• _WHAT YOU SHOULD DO_:
Look over the entries that follow and work out how many lines contain "style". State the number only.

• _AVAILABLE DATA_:
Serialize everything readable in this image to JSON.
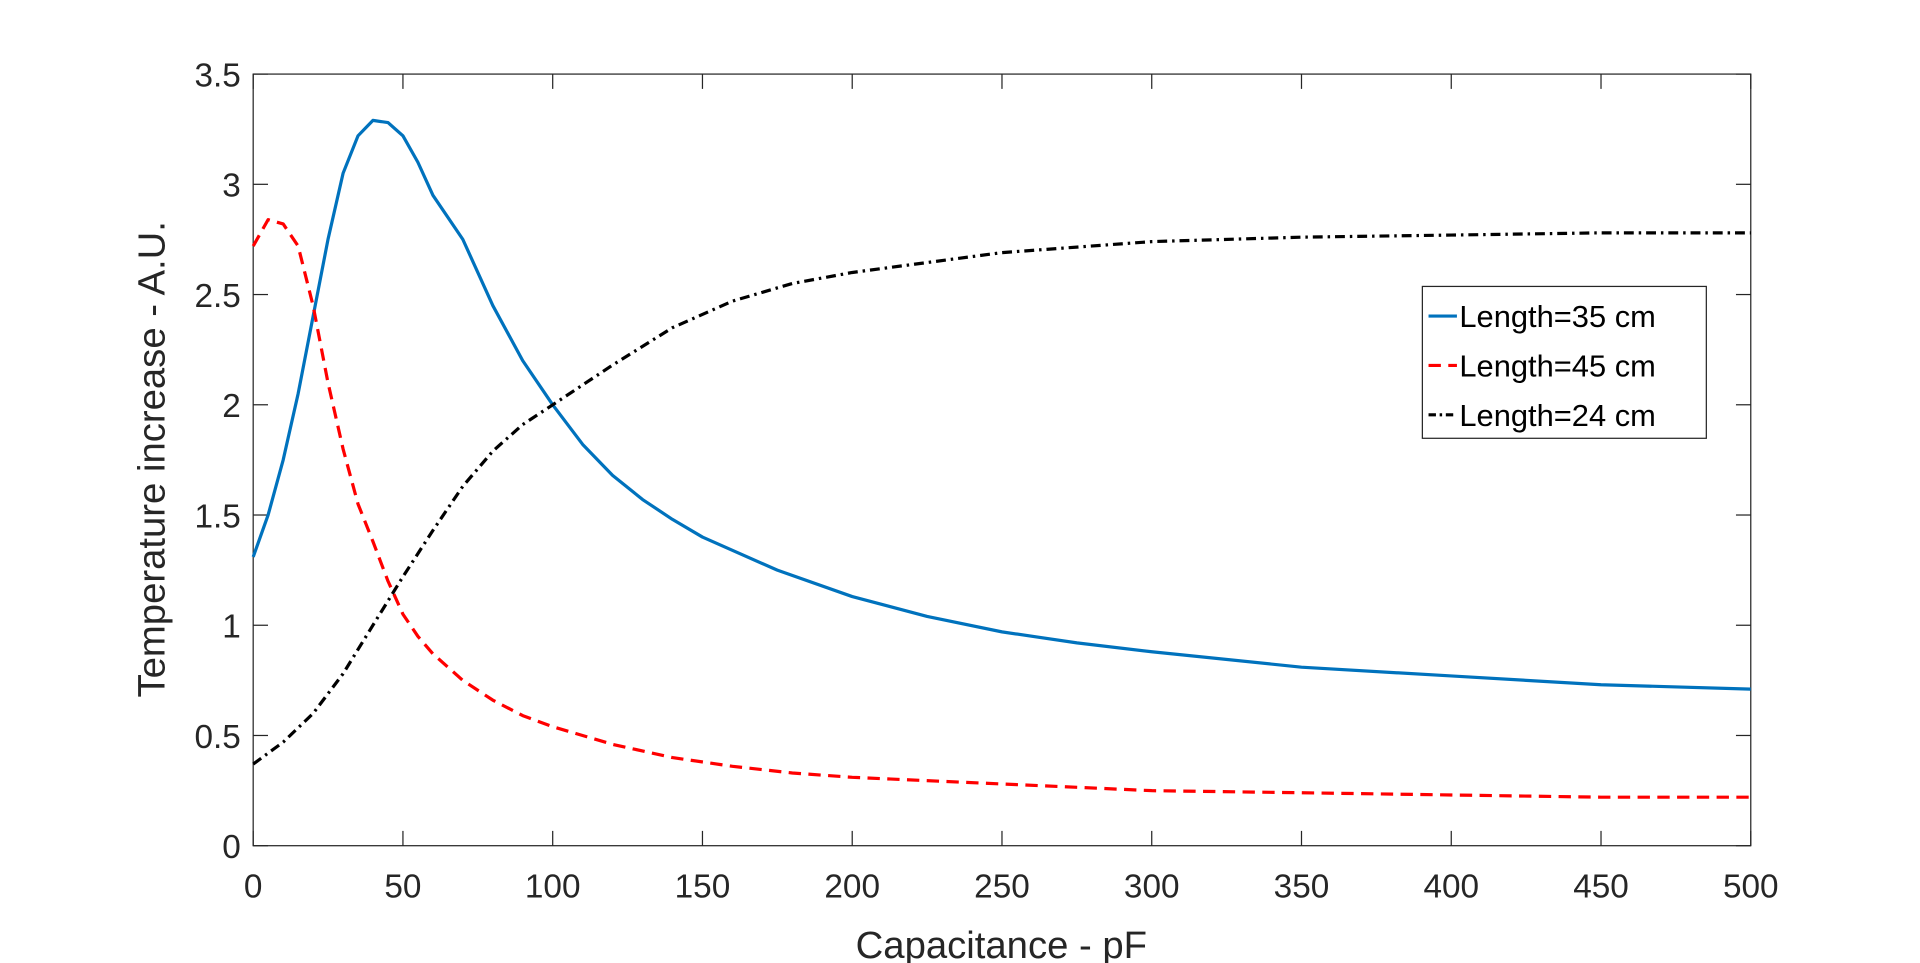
{
  "chart_data": {
    "type": "line",
    "title": "",
    "xlabel": "Capacitance - pF",
    "ylabel": "Temperature increase - A.U.",
    "xlim": [
      0,
      500
    ],
    "ylim": [
      0,
      3.5
    ],
    "xticks": [
      "0",
      "50",
      "100",
      "150",
      "200",
      "250",
      "300",
      "350",
      "400",
      "450",
      "500"
    ],
    "yticks": [
      "0",
      "0.5",
      "1",
      "1.5",
      "2",
      "2.5",
      "3",
      "3.5"
    ],
    "grid": false,
    "legend_placement": "right",
    "series": [
      {
        "name": "Length=35 cm",
        "color": "#0072BD",
        "style": "solid",
        "x": [
          0,
          5,
          10,
          15,
          20,
          25,
          30,
          35,
          40,
          45,
          50,
          55,
          60,
          70,
          80,
          90,
          100,
          110,
          120,
          130,
          140,
          150,
          175,
          200,
          225,
          250,
          275,
          300,
          350,
          400,
          450,
          500
        ],
        "y": [
          1.31,
          1.5,
          1.75,
          2.05,
          2.4,
          2.75,
          3.05,
          3.22,
          3.29,
          3.28,
          3.22,
          3.1,
          2.95,
          2.75,
          2.45,
          2.2,
          2.0,
          1.82,
          1.68,
          1.57,
          1.48,
          1.4,
          1.25,
          1.13,
          1.04,
          0.97,
          0.92,
          0.88,
          0.81,
          0.77,
          0.73,
          0.71
        ]
      },
      {
        "name": "Length=45 cm",
        "color": "#FF0000",
        "style": "dashed",
        "x": [
          0,
          5,
          10,
          15,
          20,
          25,
          30,
          35,
          40,
          45,
          50,
          55,
          60,
          70,
          80,
          90,
          100,
          120,
          140,
          160,
          180,
          200,
          250,
          300,
          350,
          400,
          450,
          500
        ],
        "y": [
          2.72,
          2.84,
          2.82,
          2.72,
          2.45,
          2.1,
          1.8,
          1.55,
          1.38,
          1.2,
          1.05,
          0.95,
          0.87,
          0.75,
          0.66,
          0.59,
          0.54,
          0.46,
          0.4,
          0.36,
          0.33,
          0.31,
          0.28,
          0.25,
          0.24,
          0.23,
          0.22,
          0.22
        ]
      },
      {
        "name": "Length=24 cm",
        "color": "#000000",
        "style": "dashdot",
        "x": [
          0,
          10,
          20,
          30,
          40,
          50,
          60,
          70,
          80,
          90,
          100,
          120,
          140,
          160,
          180,
          200,
          250,
          300,
          350,
          400,
          450,
          500
        ],
        "y": [
          0.37,
          0.47,
          0.6,
          0.78,
          1.0,
          1.22,
          1.43,
          1.63,
          1.79,
          1.91,
          2.0,
          2.18,
          2.35,
          2.47,
          2.55,
          2.6,
          2.69,
          2.74,
          2.76,
          2.77,
          2.78,
          2.78
        ]
      }
    ]
  }
}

• _EXERCISE ANSWER_:
3